A line counts if it contains the string "ylabel"; say how many such lines there are, giving only the number.

--- begin Stored records ---

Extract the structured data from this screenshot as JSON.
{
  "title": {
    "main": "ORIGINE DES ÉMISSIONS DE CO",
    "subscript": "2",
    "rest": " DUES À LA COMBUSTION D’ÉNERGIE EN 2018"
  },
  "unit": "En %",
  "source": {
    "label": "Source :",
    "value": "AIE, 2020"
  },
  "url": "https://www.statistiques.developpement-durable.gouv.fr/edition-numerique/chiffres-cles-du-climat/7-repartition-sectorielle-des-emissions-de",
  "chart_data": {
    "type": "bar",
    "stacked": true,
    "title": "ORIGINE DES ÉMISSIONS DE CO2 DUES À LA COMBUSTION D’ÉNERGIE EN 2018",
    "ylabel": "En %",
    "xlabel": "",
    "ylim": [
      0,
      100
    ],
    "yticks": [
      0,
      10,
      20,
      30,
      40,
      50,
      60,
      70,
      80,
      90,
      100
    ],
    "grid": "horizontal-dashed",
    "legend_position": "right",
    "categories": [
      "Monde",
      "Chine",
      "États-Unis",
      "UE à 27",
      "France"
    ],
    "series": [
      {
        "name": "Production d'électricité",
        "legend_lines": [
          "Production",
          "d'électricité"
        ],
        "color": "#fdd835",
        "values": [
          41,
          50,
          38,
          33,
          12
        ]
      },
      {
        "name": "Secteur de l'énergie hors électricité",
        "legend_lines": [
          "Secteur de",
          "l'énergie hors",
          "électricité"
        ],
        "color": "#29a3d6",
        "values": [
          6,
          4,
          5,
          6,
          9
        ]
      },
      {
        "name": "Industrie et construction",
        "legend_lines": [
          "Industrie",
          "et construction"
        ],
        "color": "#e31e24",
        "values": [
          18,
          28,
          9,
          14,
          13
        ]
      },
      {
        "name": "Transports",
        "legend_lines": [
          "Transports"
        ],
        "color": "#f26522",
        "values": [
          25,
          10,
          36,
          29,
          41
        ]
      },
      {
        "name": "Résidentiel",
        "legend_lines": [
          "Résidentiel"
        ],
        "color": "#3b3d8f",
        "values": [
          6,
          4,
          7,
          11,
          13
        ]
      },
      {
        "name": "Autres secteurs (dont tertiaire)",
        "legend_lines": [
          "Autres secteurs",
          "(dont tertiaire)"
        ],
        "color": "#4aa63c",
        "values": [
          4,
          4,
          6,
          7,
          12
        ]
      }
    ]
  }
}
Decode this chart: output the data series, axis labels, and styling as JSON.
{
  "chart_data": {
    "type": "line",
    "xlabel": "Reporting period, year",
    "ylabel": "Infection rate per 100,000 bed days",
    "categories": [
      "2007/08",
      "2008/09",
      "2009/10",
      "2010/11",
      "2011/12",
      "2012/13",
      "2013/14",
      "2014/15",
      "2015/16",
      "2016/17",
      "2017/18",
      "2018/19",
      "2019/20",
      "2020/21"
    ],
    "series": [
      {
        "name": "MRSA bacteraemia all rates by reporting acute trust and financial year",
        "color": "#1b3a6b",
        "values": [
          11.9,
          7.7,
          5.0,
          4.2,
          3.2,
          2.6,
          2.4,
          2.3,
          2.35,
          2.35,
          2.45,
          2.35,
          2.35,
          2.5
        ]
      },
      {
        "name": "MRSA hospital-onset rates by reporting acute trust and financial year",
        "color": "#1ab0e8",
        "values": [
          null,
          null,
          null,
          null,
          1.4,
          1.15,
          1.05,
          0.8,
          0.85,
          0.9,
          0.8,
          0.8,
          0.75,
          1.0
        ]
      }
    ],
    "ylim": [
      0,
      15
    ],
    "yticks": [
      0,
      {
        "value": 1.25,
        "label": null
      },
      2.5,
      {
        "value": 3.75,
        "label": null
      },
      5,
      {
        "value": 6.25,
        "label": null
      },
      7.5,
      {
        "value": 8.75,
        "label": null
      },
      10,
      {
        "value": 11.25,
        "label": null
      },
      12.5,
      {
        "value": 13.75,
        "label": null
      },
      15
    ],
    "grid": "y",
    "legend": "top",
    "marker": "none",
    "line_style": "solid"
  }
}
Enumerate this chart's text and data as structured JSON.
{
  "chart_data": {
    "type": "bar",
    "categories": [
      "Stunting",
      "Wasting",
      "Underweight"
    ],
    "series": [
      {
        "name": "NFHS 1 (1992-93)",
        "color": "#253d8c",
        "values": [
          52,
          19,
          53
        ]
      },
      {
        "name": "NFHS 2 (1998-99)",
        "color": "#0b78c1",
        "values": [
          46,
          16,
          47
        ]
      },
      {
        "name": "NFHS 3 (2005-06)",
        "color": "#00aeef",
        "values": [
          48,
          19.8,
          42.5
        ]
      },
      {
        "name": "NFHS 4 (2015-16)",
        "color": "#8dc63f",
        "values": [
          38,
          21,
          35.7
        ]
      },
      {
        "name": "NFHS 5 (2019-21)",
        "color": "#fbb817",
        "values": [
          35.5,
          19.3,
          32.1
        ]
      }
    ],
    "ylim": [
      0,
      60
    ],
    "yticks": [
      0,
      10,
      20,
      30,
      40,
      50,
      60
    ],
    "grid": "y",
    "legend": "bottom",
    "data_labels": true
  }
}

--- end Stored records ---

■ Solution to the problem ■
2